JOB:
List each line of the data that holds the word "validation".

(Dataset excerpt)
———

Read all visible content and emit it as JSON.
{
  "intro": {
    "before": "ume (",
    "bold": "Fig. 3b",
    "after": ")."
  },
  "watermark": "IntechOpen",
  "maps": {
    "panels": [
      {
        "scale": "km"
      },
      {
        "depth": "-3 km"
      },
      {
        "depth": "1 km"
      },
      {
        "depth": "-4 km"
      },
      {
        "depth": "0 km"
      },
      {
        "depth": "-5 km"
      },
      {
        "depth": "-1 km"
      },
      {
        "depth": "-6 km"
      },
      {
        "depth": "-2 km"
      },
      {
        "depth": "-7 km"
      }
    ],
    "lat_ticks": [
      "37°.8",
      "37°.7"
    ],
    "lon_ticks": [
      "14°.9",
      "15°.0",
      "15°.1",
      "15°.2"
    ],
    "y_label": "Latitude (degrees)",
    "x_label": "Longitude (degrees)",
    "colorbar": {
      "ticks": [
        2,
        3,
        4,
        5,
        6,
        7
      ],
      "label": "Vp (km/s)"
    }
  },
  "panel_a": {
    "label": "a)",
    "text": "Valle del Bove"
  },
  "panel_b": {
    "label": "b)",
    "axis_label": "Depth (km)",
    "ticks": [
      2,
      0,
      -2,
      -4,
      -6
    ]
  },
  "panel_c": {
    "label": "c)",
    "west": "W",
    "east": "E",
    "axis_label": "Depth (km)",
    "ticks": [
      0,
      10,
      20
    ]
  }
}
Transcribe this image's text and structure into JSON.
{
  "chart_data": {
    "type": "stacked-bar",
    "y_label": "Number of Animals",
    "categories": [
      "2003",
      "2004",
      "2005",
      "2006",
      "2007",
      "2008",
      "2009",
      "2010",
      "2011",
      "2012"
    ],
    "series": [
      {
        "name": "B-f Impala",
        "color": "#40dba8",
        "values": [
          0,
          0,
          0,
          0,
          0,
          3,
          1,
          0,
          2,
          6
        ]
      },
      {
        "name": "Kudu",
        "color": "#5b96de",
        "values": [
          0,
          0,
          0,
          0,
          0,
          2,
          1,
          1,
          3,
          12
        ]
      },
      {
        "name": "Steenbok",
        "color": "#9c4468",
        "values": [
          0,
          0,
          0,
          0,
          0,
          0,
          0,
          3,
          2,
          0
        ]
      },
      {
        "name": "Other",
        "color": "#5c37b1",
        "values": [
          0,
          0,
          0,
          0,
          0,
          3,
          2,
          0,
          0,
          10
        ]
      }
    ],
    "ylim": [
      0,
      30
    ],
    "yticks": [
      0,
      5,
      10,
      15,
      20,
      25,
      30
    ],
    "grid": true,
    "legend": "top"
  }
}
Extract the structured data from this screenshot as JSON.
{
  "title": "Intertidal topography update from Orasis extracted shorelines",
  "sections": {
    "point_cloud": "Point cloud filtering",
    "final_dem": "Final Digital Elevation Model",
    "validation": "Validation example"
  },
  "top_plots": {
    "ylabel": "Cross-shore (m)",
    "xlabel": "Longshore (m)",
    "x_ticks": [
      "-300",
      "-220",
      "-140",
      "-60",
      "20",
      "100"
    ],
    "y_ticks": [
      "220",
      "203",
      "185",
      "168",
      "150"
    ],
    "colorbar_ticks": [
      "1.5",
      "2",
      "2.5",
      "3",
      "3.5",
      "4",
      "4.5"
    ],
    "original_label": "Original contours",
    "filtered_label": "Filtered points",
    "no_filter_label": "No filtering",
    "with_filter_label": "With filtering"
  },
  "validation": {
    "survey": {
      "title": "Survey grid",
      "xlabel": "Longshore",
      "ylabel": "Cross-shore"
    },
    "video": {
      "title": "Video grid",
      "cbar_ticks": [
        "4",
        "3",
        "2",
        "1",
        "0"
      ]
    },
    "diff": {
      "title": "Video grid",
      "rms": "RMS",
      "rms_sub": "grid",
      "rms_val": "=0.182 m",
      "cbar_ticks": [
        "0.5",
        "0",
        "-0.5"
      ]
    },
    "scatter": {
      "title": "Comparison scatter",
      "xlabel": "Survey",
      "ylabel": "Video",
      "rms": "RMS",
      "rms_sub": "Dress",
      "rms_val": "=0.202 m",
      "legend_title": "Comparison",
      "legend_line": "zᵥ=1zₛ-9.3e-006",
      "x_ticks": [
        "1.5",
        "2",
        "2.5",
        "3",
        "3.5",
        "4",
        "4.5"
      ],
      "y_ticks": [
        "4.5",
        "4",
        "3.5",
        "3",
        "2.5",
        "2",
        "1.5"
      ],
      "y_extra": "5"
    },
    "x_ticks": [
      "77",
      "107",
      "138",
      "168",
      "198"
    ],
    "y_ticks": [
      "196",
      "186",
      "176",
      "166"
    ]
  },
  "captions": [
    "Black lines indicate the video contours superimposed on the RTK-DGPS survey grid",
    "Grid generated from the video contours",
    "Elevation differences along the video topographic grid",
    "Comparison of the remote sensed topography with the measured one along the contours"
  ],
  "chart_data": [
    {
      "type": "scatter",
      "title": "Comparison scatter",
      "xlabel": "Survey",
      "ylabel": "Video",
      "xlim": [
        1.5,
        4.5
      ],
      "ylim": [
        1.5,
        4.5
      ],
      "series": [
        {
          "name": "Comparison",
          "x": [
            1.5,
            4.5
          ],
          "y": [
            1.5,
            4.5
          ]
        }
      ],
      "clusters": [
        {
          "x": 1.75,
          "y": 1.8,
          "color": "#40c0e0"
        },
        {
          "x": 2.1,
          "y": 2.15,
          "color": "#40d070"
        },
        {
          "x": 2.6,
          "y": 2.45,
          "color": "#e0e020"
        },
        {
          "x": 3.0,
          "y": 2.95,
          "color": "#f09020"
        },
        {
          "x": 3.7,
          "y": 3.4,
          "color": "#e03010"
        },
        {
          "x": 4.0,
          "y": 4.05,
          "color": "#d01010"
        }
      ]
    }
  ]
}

———

TASK RESPONSE:
    "validation": "Validation example"
  "validation": {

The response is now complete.